▸ Task goal
Could you return all of the data below line for line, without a single change, leaving out the pictures?

(Source data)

*-*-*

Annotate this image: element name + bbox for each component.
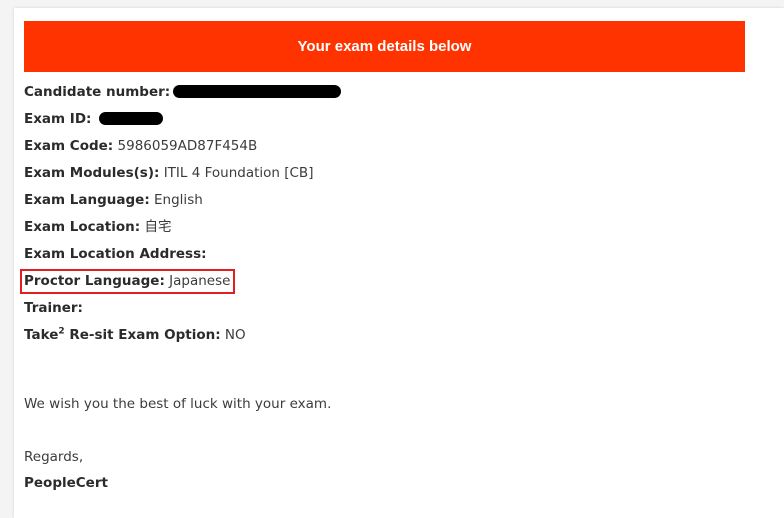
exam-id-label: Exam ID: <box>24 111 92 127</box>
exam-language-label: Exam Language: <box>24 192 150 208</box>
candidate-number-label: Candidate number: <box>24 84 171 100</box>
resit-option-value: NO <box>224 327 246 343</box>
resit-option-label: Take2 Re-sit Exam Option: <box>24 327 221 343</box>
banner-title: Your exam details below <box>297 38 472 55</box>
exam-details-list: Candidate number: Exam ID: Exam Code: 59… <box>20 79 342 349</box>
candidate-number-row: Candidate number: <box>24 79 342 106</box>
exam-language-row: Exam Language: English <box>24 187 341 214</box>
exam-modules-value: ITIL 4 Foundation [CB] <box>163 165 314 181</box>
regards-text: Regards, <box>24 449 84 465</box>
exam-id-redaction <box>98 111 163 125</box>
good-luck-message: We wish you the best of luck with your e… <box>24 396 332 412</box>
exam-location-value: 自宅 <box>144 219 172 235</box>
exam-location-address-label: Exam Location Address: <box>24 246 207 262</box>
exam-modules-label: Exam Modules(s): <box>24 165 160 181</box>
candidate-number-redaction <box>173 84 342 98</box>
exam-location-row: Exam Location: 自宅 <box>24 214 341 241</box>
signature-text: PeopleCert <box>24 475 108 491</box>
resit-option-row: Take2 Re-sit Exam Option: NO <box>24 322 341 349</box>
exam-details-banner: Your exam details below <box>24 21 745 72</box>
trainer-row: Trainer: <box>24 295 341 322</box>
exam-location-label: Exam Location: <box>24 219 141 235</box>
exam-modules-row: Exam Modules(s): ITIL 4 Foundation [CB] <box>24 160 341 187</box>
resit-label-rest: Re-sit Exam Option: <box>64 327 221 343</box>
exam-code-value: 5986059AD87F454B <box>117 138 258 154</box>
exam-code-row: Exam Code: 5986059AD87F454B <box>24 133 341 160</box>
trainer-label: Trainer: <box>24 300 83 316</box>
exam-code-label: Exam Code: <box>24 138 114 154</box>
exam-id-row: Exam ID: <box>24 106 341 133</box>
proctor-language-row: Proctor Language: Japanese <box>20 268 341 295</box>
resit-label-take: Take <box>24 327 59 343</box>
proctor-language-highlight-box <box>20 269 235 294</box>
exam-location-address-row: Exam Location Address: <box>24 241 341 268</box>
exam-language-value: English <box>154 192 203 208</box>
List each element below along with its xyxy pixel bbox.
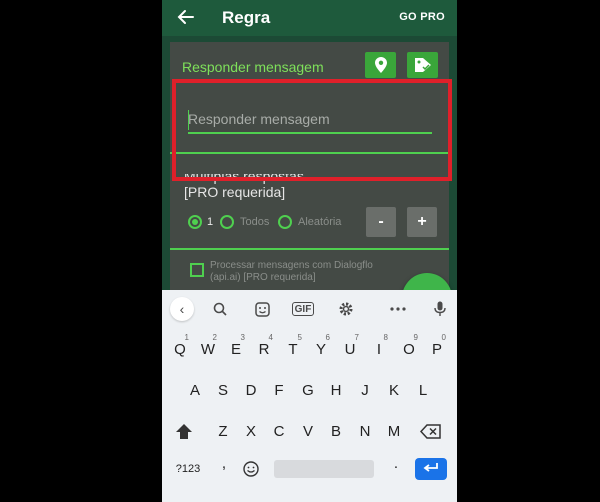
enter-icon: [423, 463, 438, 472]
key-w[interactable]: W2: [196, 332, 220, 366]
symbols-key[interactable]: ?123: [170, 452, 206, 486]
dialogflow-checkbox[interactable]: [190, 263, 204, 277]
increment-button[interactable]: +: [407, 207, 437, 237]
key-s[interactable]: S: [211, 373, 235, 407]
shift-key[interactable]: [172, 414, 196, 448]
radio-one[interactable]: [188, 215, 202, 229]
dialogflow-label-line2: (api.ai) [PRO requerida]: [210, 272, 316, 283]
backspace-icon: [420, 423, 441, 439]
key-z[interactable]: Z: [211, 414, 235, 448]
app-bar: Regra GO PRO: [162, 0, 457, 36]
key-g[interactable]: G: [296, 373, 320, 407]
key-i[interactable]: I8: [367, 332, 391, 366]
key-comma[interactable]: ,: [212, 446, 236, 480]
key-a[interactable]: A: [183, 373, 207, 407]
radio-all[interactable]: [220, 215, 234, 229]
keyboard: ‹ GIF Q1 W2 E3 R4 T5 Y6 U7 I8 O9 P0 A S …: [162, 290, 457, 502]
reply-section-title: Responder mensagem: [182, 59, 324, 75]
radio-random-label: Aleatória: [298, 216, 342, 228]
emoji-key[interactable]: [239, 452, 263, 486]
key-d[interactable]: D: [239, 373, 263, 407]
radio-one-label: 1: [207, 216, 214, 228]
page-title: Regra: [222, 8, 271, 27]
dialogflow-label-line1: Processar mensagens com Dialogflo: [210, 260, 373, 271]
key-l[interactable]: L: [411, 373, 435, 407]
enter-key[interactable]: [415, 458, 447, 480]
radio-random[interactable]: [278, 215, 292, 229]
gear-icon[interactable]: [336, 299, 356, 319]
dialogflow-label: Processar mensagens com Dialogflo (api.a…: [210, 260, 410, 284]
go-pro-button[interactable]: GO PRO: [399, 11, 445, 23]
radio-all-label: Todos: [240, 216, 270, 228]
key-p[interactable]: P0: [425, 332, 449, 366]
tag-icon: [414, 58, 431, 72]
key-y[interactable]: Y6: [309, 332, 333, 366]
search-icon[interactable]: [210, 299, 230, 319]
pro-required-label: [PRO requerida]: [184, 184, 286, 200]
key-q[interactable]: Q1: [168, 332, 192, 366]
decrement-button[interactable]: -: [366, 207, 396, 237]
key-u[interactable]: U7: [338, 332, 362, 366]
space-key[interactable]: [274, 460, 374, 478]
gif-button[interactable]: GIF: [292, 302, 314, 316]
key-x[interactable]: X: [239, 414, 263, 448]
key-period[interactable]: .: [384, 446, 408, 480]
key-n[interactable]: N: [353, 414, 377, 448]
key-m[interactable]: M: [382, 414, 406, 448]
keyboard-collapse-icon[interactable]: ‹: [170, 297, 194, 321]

*-*-*

▸ Worked solution
Annotate this image: element name + bbox for each component.
exam-id-label: Exam ID: <box>24 111 92 127</box>
exam-language-label: Exam Language: <box>24 192 150 208</box>
candidate-number-label: Candidate number: <box>24 84 171 100</box>
resit-option-value: NO <box>224 327 246 343</box>
resit-option-label: Take2 Re-sit Exam Option: <box>24 327 221 343</box>
banner-title: Your exam details below <box>297 38 472 55</box>
exam-details-list: Candidate number: Exam ID: Exam Code: 59… <box>20 79 342 349</box>
candidate-number-row: Candidate number: <box>24 79 342 106</box>
exam-language-row: Exam Language: English <box>24 187 341 214</box>
exam-modules-value: ITIL 4 Foundation [CB] <box>163 165 314 181</box>
regards-text: Regards, <box>24 449 84 465</box>
exam-id-redaction <box>98 111 163 125</box>
good-luck-message: We wish you the best of luck with your e… <box>24 396 332 412</box>
exam-location-value: 自宅 <box>144 219 172 235</box>
exam-location-address-label: Exam Location Address: <box>24 246 207 262</box>
exam-modules-label: Exam Modules(s): <box>24 165 160 181</box>
candidate-number-redaction <box>173 84 342 98</box>
exam-location-row: Exam Location: 自宅 <box>24 214 341 241</box>
signature-text: PeopleCert <box>24 475 108 491</box>
resit-option-row: Take2 Re-sit Exam Option: NO <box>24 322 341 349</box>
exam-details-banner: Your exam details below <box>24 21 745 72</box>
trainer-row: Trainer: <box>24 295 341 322</box>
exam-location-label: Exam Location: <box>24 219 141 235</box>
exam-modules-row: Exam Modules(s): ITIL 4 Foundation [CB] <box>24 160 341 187</box>
resit-label-rest: Re-sit Exam Option: <box>64 327 221 343</box>
exam-code-value: 5986059AD87F454B <box>117 138 258 154</box>
exam-code-row: Exam Code: 5986059AD87F454B <box>24 133 341 160</box>
trainer-label: Trainer: <box>24 300 83 316</box>
exam-code-label: Exam Code: <box>24 138 114 154</box>
exam-id-row: Exam ID: <box>24 106 341 133</box>
proctor-language-row: Proctor Language: Japanese <box>20 268 341 295</box>
resit-label-take: Take <box>24 327 59 343</box>
proctor-language-highlight-box <box>20 269 235 294</box>
exam-location-address-row: Exam Location Address: <box>24 241 341 268</box>
exam-language-value: English <box>154 192 203 208</box>
List each element below along with its xyxy pixel bbox.
enter-icon: [423, 463, 438, 472]
key-w[interactable]: W2: [196, 332, 220, 366]
symbols-key[interactable]: ?123: [170, 452, 206, 486]
dialogflow-checkbox[interactable]: [190, 263, 204, 277]
increment-button[interactable]: +: [407, 207, 437, 237]
key-s[interactable]: S: [211, 373, 235, 407]
shift-key[interactable]: [172, 414, 196, 448]
radio-one[interactable]: [188, 215, 202, 229]
dialogflow-label-line2: (api.ai) [PRO requerida]: [210, 272, 316, 283]
backspace-icon: [420, 423, 441, 439]
key-z[interactable]: Z: [211, 414, 235, 448]
app-bar: Regra GO PRO: [162, 0, 457, 36]
key-g[interactable]: G: [296, 373, 320, 407]
key-i[interactable]: I8: [367, 332, 391, 366]
key-comma[interactable]: ,: [212, 446, 236, 480]
key-a[interactable]: A: [183, 373, 207, 407]
radio-all[interactable]: [220, 215, 234, 229]
keyboard: ‹ GIF Q1 W2 E3 R4 T5 Y6 U7 I8 O9 P0 A S …: [162, 290, 457, 502]
reply-section-title: Responder mensagem: [182, 59, 324, 75]
radio-random-label: Aleatória: [298, 216, 342, 228]
emoji-key[interactable]: [239, 452, 263, 486]
key-d[interactable]: D: [239, 373, 263, 407]
radio-one-label: 1: [207, 216, 214, 228]
page-title: Regra: [222, 8, 271, 27]
dialogflow-label-line1: Processar mensagens com Dialogflo: [210, 260, 373, 271]
key-l[interactable]: L: [411, 373, 435, 407]
enter-key[interactable]: [415, 458, 447, 480]
radio-random[interactable]: [278, 215, 292, 229]
gear-icon[interactable]: [336, 299, 356, 319]
dialogflow-label: Processar mensagens com Dialogflo (api.a…: [210, 260, 410, 284]
go-pro-button[interactable]: GO PRO: [399, 11, 445, 23]
radio-all-label: Todos: [240, 216, 270, 228]
key-p[interactable]: P0: [425, 332, 449, 366]
tag-icon: [414, 58, 431, 72]
key-y[interactable]: Y6: [309, 332, 333, 366]
search-icon[interactable]: [210, 299, 230, 319]
pro-required-label: [PRO requerida]: [184, 184, 286, 200]
key-q[interactable]: Q1: [168, 332, 192, 366]
decrement-button[interactable]: -: [366, 207, 396, 237]
key-u[interactable]: U7: [338, 332, 362, 366]
space-key[interactable]: [274, 460, 374, 478]
gif-button[interactable]: GIF: [292, 302, 314, 316]
key-x[interactable]: X: [239, 414, 263, 448]
key-period[interactable]: .: [384, 446, 408, 480]
key-n[interactable]: N: [353, 414, 377, 448]
key-m[interactable]: M: [382, 414, 406, 448]
keyboard-collapse-icon[interactable]: ‹: [170, 297, 194, 321]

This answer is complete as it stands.